- _RAW RECORDS_

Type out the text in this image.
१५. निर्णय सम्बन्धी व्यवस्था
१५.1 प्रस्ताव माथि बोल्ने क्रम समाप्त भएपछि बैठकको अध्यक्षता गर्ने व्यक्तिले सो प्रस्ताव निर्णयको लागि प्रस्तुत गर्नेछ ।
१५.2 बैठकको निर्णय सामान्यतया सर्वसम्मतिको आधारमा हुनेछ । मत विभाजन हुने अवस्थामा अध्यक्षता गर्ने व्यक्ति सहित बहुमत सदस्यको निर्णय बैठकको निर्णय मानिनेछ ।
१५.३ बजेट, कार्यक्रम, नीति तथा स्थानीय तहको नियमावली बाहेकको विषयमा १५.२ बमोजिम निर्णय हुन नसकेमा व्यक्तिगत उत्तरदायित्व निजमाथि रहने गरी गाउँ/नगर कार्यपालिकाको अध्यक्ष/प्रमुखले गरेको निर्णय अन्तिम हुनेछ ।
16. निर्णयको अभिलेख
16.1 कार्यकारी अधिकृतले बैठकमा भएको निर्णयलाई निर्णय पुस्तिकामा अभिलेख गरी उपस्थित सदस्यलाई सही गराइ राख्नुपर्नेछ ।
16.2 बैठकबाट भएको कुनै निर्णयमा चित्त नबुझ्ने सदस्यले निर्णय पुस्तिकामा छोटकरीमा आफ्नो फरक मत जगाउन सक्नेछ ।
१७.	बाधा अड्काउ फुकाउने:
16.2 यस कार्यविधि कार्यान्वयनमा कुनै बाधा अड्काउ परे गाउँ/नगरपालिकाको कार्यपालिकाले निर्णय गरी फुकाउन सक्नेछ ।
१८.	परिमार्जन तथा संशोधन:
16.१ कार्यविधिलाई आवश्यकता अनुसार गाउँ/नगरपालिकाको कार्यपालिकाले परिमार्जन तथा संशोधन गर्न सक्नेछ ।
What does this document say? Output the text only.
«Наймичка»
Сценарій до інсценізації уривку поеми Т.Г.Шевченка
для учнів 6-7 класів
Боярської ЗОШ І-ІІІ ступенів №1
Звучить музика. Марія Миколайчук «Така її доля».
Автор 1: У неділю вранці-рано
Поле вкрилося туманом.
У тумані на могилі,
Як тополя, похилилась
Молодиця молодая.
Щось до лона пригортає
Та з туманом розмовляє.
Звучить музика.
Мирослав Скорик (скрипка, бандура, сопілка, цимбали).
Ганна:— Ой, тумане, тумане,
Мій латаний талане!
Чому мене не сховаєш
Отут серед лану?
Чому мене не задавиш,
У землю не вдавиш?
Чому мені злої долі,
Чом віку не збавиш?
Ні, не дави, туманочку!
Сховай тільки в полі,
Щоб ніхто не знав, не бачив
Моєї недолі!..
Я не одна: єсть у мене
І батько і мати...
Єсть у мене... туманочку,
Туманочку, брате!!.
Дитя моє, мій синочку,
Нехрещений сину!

- _REQUEST_
The entries above must be returned exactly.

- _ANSWER TO THE TASK_
Type out the text in this image.
१५. निर्णय सम्बन्धी व्यवस्था
१५.1 प्रस्ताव माथि बोल्ने क्रम समाप्त भएपछि बैठकको अध्यक्षता गर्ने व्यक्तिले सो प्रस्ताव निर्णयको लागि प्रस्तुत गर्नेछ ।
१५.2 बैठकको निर्णय सामान्यतया सर्वसम्मतिको आधारमा हुनेछ । मत विभाजन हुने अवस्थामा अध्यक्षता गर्ने व्यक्ति सहित बहुमत सदस्यको निर्णय बैठकको निर्णय मानिनेछ ।
१५.३ बजेट, कार्यक्रम, नीति तथा स्थानीय तहको नियमावली बाहेकको विषयमा १५.२ बमोजिम निर्णय हुन नसकेमा व्यक्तिगत उत्तरदायित्व निजमाथि रहने गरी गाउँ/नगर कार्यपालिकाको अध्यक्ष/प्रमुखले गरेको निर्णय अन्तिम हुनेछ ।
16. निर्णयको अभिलेख
16.1 कार्यकारी अधिकृतले बैठकमा भएको निर्णयलाई निर्णय पुस्तिकामा अभिलेख गरी उपस्थित सदस्यलाई सही गराइ राख्नुपर्नेछ ।
16.2 बैठकबाट भएको कुनै निर्णयमा चित्त नबुझ्ने सदस्यले निर्णय पुस्तिकामा छोटकरीमा आफ्नो फरक मत जगाउन सक्नेछ ।
१७.	बाधा अड्काउ फुकाउने:
16.2 यस कार्यविधि कार्यान्वयनमा कुनै बाधा अड्काउ परे गाउँ/नगरपालिकाको कार्यपालिकाले निर्णय गरी फुकाउन सक्नेछ ।
१८.	परिमार्जन तथा संशोधन:
16.१ कार्यविधिलाई आवश्यकता अनुसार गाउँ/नगरपालिकाको कार्यपालिकाले परिमार्जन तथा संशोधन गर्न सक्नेछ ।
What does this document say? Output the text only.
«Наймичка»
Сценарій до інсценізації уривку поеми Т.Г.Шевченка
для учнів 6-7 класів
Боярської ЗОШ І-ІІІ ступенів №1
Звучить музика. Марія Миколайчук «Така її доля».
Автор 1: У неділю вранці-рано
Поле вкрилося туманом.
У тумані на могилі,
Як тополя, похилилась
Молодиця молодая.
Щось до лона пригортає
Та з туманом розмовляє.
Звучить музика.
Мирослав Скорик (скрипка, бандура, сопілка, цимбали).
Ганна:— Ой, тумане, тумане,
Мій латаний талане!
Чому мене не сховаєш
Отут серед лану?
Чому мене не задавиш,
У землю не вдавиш?
Чому мені злої долі,
Чом віку не збавиш?
Ні, не дави, туманочку!
Сховай тільки в полі,
Щоб ніхто не знав, не бачив
Моєї недолі!..
Я не одна: єсть у мене
І батько і мати...
Єсть у мене... туманочку,
Туманочку, брате!!.
Дитя моє, мій синочку,
Нехрещений сину!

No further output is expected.